Your goal
Copy out each line of the material below that holds the string "JSON".

◆ ◆ ◆ ◆ ◆ ◆ ◆

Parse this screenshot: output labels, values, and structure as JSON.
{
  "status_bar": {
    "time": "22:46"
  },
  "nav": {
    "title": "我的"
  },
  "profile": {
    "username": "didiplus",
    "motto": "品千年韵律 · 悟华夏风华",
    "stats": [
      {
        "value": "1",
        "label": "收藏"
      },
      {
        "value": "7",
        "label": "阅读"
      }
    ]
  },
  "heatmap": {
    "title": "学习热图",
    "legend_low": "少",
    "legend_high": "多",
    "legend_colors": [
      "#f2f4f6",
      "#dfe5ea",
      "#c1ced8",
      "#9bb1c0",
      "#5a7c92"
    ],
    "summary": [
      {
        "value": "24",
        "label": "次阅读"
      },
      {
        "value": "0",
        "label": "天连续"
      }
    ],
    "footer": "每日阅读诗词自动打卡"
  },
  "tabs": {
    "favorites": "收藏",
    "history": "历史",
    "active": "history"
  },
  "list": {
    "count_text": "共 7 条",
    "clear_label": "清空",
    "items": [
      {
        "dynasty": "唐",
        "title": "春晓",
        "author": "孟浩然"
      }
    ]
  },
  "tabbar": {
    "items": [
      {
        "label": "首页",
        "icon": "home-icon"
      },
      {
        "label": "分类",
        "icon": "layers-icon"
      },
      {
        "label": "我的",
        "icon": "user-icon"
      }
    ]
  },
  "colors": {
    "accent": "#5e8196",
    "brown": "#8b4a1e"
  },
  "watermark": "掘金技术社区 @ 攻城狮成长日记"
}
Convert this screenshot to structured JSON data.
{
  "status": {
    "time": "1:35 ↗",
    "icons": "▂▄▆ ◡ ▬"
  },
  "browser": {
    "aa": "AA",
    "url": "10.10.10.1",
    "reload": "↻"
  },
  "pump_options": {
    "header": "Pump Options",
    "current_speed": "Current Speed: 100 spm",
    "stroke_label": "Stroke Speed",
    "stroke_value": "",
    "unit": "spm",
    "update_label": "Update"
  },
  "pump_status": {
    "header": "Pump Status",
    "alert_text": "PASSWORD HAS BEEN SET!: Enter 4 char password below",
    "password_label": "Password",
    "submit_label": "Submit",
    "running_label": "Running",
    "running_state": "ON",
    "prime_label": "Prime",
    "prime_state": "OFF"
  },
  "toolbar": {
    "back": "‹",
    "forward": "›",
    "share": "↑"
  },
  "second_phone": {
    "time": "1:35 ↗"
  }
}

◆ ◆ ◆ ◆ ◆ ◆ ◆

Finished exercise
Parse this screenshot: output labels, values, and structure as JSON.
Convert this screenshot to structured JSON data.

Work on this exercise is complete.